▸ **Extracted text**
____
Inferred from the statute’s inclusion of non-blood-related “family units” is ANOTHER, non-biological reason why incest is considered illegal by a society: its potential for severe damage to the integrity of family relations. In societies where the stability of the community depends on clear lines of intra- and inter- familial loyalty, authority, succession and property transfer [sub] [1] [/sub] , that is serious business. So happens the societies our Western Civilization derives from were like that.

It’s very similar to the basis for thinking it’s a really bad idea to carry on an affair between commanding officer/enlisted subordinate, professor/student, counselor/counselee – Will you not send a daughter to college in order to keep your lover close by? Will you maneuver to have your husband leave all his cash to the son that’s more of a mama’s boy than anyone imagines? Will you use your blood relation as leverage to demand that your sibling remain sexually involved with you even after marrying someone else? – only that, since you can’t resign from your family, and that is the basic social unit, it’s elevated to the status of a serious offense.

[sub][1]As in, if someone is simultaneously the late Yoog Son of Yoog’s sister and daughter, as which does she participate in his estate? And can their oldest son speak for the family before the Tribal council, or should Yoog’s equally-bastard-but-non-incestuous other son? [/sub]

jrd

EEEEWWW…that article…I’m only on the third page, and it’s icky!

Now, I could see if Patty and Allen fell in love and THEN realized they were related. But come on! The guy is your BROTHER…that’s gross.

It’s like something out of Flowers in the Attic!

I’ve never understood the argument that the incest taboo is related to livestock. Yes, as Lamia pointed out, you do see some evidence of the negative results of inbreeding in livestock, but at the same time, people use selective inbreeding to bolster positive traits in their animals as well. I don’t understand why human beings would develop a moral absolute against human incest based on results of animal inbreeding, which are sometimes good and sometimes bad. If our ideas about incest* came from watching animals, our society’s response might be more “hmmm, sometimes that doesn’t work out very well” as opposed to “EWWWW.” Is there something I’m missing?
____
▸ **Actions to take**
(1) Using the discussion of the incest taboo, decide whether each statement agrees with it: (a) the opening passage likens the family-relations reason to the case against an affair between a professor and a student; (b) the final comment holds that selective inbreeding of animals never strengthens positive traits; (c) one commenter has read only as far as the third page of the article. Answer yes or no for each, quoting the words of the text that settle it.
(2) Resume the discussion of the incest taboo, picking up right after its last sentence.
The records that follow are drawn from a separate source, unrelated to the discussion of the incest taboo.
____
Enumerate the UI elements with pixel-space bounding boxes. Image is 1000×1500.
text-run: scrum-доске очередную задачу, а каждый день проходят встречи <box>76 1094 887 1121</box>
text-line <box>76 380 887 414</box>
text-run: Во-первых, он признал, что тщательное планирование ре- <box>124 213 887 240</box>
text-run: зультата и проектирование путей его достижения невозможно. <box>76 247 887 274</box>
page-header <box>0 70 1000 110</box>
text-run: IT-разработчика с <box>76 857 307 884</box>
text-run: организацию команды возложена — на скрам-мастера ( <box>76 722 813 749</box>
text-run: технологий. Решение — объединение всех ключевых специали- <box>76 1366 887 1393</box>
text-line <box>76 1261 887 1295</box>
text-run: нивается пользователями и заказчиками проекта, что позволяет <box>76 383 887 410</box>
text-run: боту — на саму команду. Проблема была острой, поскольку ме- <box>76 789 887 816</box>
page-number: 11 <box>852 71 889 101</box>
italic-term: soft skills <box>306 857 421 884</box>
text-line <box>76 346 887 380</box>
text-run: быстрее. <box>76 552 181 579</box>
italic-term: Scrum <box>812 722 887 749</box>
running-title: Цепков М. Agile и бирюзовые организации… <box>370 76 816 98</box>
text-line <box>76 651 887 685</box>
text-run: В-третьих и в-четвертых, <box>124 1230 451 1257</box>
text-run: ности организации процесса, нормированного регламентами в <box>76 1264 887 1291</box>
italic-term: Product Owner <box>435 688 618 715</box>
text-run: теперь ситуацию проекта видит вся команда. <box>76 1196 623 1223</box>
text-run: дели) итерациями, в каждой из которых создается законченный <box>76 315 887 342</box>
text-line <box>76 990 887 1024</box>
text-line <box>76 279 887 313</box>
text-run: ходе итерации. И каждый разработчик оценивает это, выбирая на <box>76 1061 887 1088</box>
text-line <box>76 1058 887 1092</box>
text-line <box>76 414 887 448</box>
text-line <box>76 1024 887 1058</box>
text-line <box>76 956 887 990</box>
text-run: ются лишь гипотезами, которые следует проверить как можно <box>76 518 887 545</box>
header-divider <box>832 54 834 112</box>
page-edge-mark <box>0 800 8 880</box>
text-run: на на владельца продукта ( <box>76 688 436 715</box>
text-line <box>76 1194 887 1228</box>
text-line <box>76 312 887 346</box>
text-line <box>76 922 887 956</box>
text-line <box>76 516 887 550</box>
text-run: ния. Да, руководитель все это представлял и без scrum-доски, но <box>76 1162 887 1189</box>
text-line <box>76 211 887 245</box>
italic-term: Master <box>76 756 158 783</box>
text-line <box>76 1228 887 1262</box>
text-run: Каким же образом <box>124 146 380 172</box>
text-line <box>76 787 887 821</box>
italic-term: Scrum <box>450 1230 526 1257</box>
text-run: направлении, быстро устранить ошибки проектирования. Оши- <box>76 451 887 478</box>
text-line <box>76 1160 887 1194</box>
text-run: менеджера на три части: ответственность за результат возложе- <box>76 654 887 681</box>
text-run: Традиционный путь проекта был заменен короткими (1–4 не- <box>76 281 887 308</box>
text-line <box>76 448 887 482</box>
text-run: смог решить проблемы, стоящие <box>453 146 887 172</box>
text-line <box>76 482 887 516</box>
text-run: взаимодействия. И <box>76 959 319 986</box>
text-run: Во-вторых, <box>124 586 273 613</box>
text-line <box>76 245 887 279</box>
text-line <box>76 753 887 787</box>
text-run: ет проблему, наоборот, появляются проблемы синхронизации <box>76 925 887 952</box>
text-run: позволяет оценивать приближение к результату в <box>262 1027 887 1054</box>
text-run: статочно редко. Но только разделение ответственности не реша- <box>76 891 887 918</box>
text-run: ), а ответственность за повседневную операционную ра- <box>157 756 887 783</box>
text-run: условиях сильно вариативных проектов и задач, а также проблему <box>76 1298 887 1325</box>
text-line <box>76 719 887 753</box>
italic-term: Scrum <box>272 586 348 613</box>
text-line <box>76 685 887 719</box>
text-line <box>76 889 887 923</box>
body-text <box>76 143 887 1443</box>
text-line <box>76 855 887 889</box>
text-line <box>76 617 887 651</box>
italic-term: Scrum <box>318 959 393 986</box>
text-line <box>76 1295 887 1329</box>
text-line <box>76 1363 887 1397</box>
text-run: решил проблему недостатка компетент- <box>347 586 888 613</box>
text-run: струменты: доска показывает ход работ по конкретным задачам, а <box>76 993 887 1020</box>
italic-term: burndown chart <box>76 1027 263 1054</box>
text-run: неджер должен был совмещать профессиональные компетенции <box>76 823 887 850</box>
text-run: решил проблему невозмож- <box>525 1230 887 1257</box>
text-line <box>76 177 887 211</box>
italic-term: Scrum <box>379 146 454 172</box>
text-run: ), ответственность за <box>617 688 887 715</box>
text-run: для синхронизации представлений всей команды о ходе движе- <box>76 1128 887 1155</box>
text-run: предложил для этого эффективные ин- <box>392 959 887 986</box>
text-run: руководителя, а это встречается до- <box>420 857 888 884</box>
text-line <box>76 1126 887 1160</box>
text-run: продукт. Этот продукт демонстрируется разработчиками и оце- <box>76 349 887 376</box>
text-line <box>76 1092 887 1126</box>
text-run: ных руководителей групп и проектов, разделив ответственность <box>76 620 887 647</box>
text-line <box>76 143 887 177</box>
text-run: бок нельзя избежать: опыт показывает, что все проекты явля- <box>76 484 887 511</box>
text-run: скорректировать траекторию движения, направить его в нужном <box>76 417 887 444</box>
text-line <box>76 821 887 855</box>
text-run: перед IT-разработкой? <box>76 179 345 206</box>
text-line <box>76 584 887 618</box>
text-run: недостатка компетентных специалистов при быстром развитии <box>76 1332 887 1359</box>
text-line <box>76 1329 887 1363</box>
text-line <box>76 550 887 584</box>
____
▸ **Results for each task**
(1)
(a) Yes: "It’s very similar to the basis for thinking it’s a really bad idea to carry on an affair between commanding officer/enlisted subordinate, professor/student, counselor/counselee"
(b) No: "people use selective inbreeding to bolster positive traits in their animals as well"
(c) Yes: "I’m only on the third page"

(2)
*with the understanding that various cultures define incest differently

Guinastasia, since you’re in the know on European dynasties, what’s the closest blood relationship you know of between two people who married and had children? Where the royal marriages between cousins and what-not considered an exception to the social standards at the time, or was there one set of rules for royalty, and another for us common folk?

And of course, after I hit submit, I realized that those two things amount to the same thing. What I meant was, if the queen could marry her cousin, could the innkeeper’s daughter do the same thing, or would she be run out of town on a rail?

First cousins, mostly. Sometimes, said first cousins were doubly related. For example, Queen Victoria married her first cousin, Prince Albert. Four of their grandchildren married each other-
Prince Henry of Prussia married Princess Irene of Hesse.
Princess Victoria Melita of Saxe-Coburg married Grand Duke Ernst Ludwig of Hesse. (BTW, Irene and Ernst were brother and sister and their youngest surviving sister, Alix, was Tsarina Alexandra).
The first marriage was a good one, but the 2nd one was arranged by Queen Victoria and ended in divorce shortly after her death.

In the 18th century, there was talk of marrying Prince Peter of Holstein to his aunt, Princess Yelizaveta of Russia, daughter of Peter the Great. Nothing came of it-Peter would be married to Princess Sophie of Anholt-Zerbst, and become Grand Duchess Catherine-later Catherine the Great.

I do believe that the Egyptian royals used to marry their siblings-Cleopatra did, I believe.

Ooops, that’ll teach me to read more closely!

Up until recently, marriages between cousins was not a big deal-no matter your social status.